---- Listed entries

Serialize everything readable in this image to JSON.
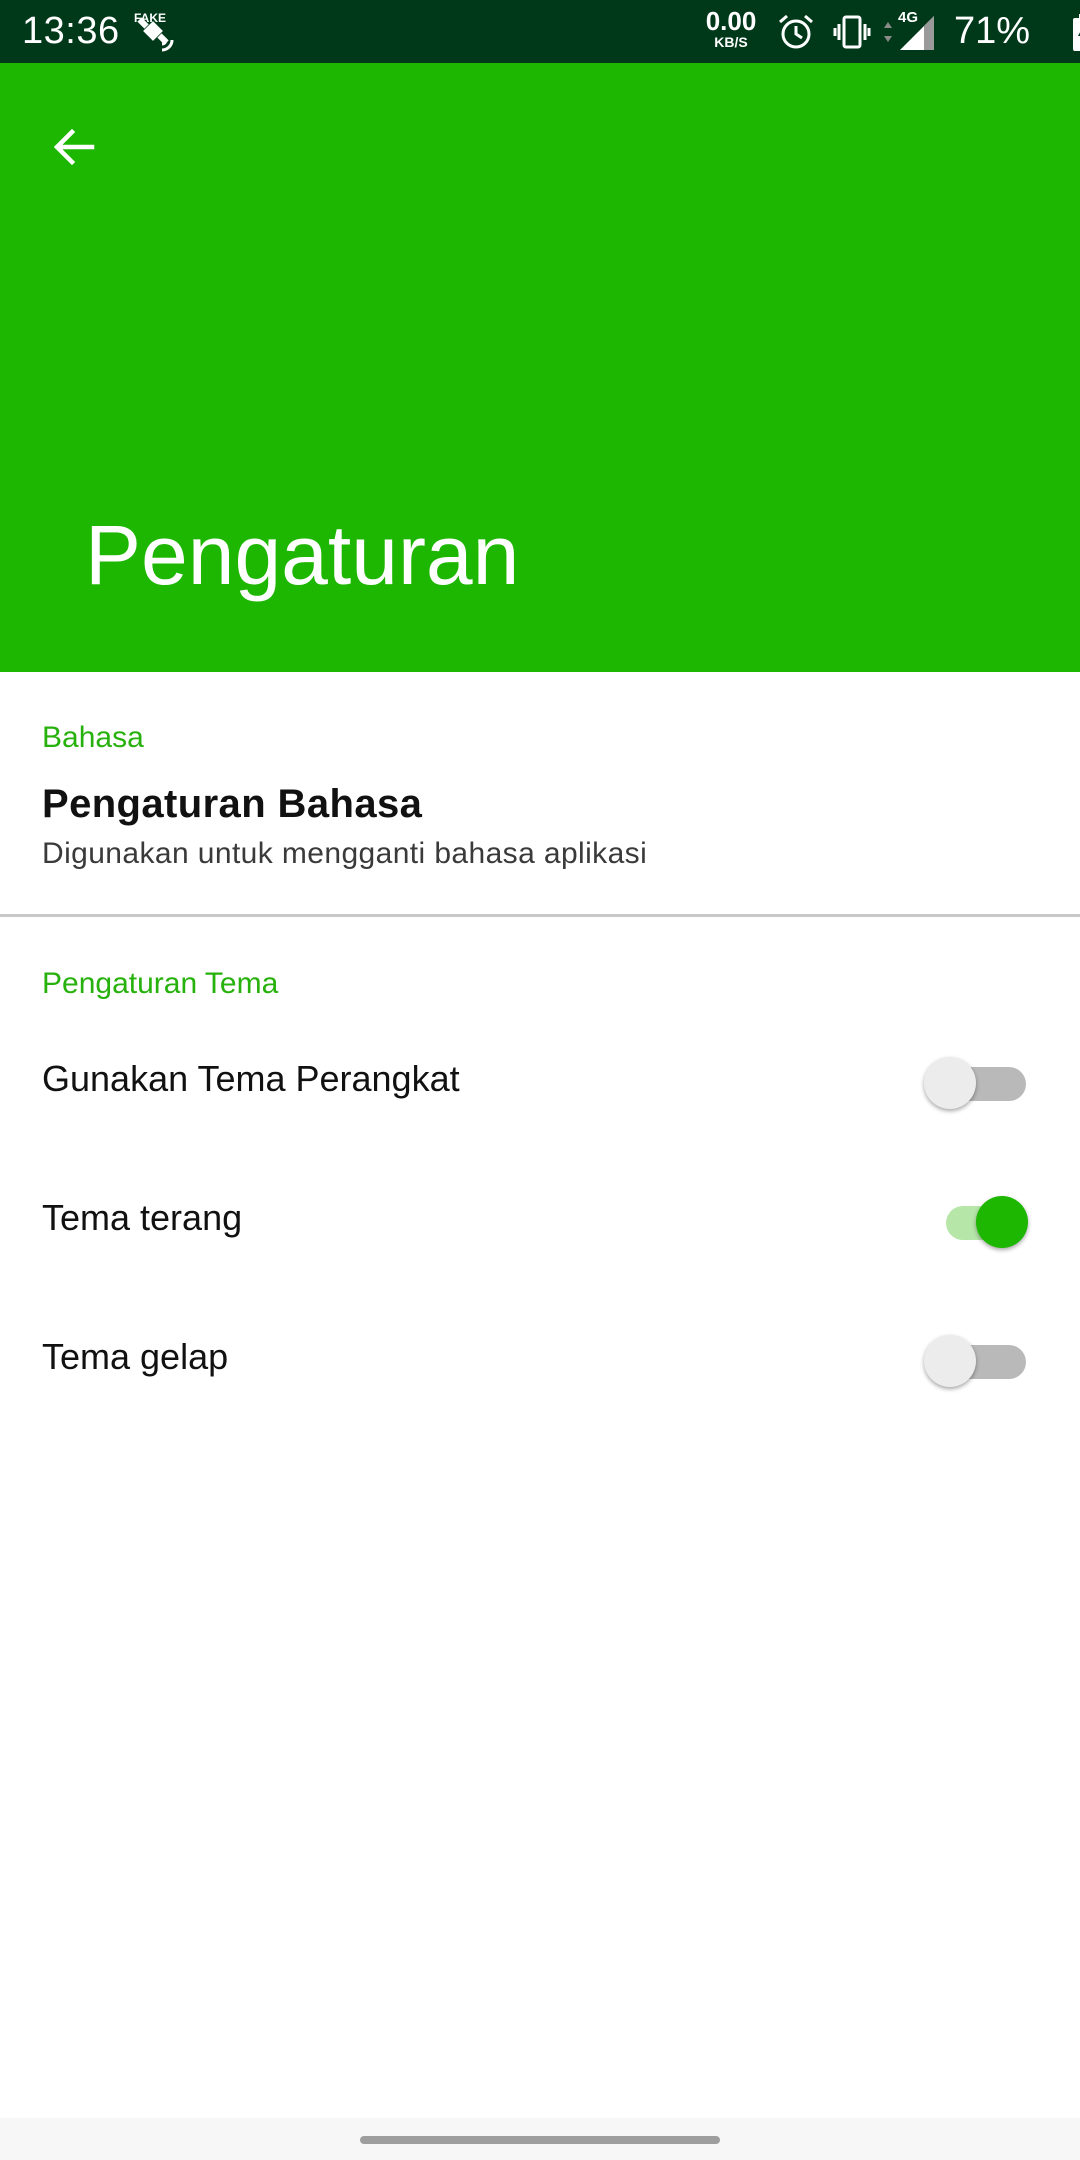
{
  "status_bar": {
    "time": "13:36",
    "gps_label": "FAKE",
    "net_speed_value": "0.00",
    "net_speed_unit": "KB/S",
    "network_type": "4G",
    "battery_percent": "71%",
    "icons": [
      "fake-gps-icon",
      "alarm-icon",
      "vibrate-icon",
      "signal-icon",
      "battery-charging-icon"
    ]
  },
  "app_bar": {
    "title": "Pengaturan",
    "back_icon": "arrow-left-icon",
    "color": "#1db701"
  },
  "language_section": {
    "header": "Bahasa",
    "pref_title": "Pengaturan Bahasa",
    "pref_summary": "Digunakan untuk mengganti bahasa aplikasi"
  },
  "theme_section": {
    "header": "Pengaturan Tema",
    "switches": [
      {
        "label": "Gunakan Tema Perangkat",
        "checked": false
      },
      {
        "label": "Tema terang",
        "checked": true
      },
      {
        "label": "Tema gelap",
        "checked": false
      }
    ]
  },
  "colors": {
    "accent": "#27b10c",
    "status_bar": "#00391a",
    "switch_on_thumb": "#1db701",
    "switch_on_track": "#b6e6a8",
    "switch_off_track": "#b9b9b9"
  }
}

--------

What to work on:
Working from the material above, transcribe it exactly while omitting pictures.

Completed task:
Serialize everything readable in this image to JSON.
{
  "status_bar": {
    "time": "13:36",
    "gps_label": "FAKE",
    "net_speed_value": "0.00",
    "net_speed_unit": "KB/S",
    "network_type": "4G",
    "battery_percent": "71%",
    "icons": [
      "fake-gps-icon",
      "alarm-icon",
      "vibrate-icon",
      "signal-icon",
      "battery-charging-icon"
    ]
  },
  "app_bar": {
    "title": "Pengaturan",
    "back_icon": "arrow-left-icon",
    "color": "#1db701"
  },
  "language_section": {
    "header": "Bahasa",
    "pref_title": "Pengaturan Bahasa",
    "pref_summary": "Digunakan untuk mengganti bahasa aplikasi"
  },
  "theme_section": {
    "header": "Pengaturan Tema",
    "switches": [
      {
        "label": "Gunakan Tema Perangkat",
        "checked": false
      },
      {
        "label": "Tema terang",
        "checked": true
      },
      {
        "label": "Tema gelap",
        "checked": false
      }
    ]
  },
  "colors": {
    "accent": "#27b10c",
    "status_bar": "#00391a",
    "switch_on_thumb": "#1db701",
    "switch_on_track": "#b6e6a8",
    "switch_off_track": "#b9b9b9"
  }
}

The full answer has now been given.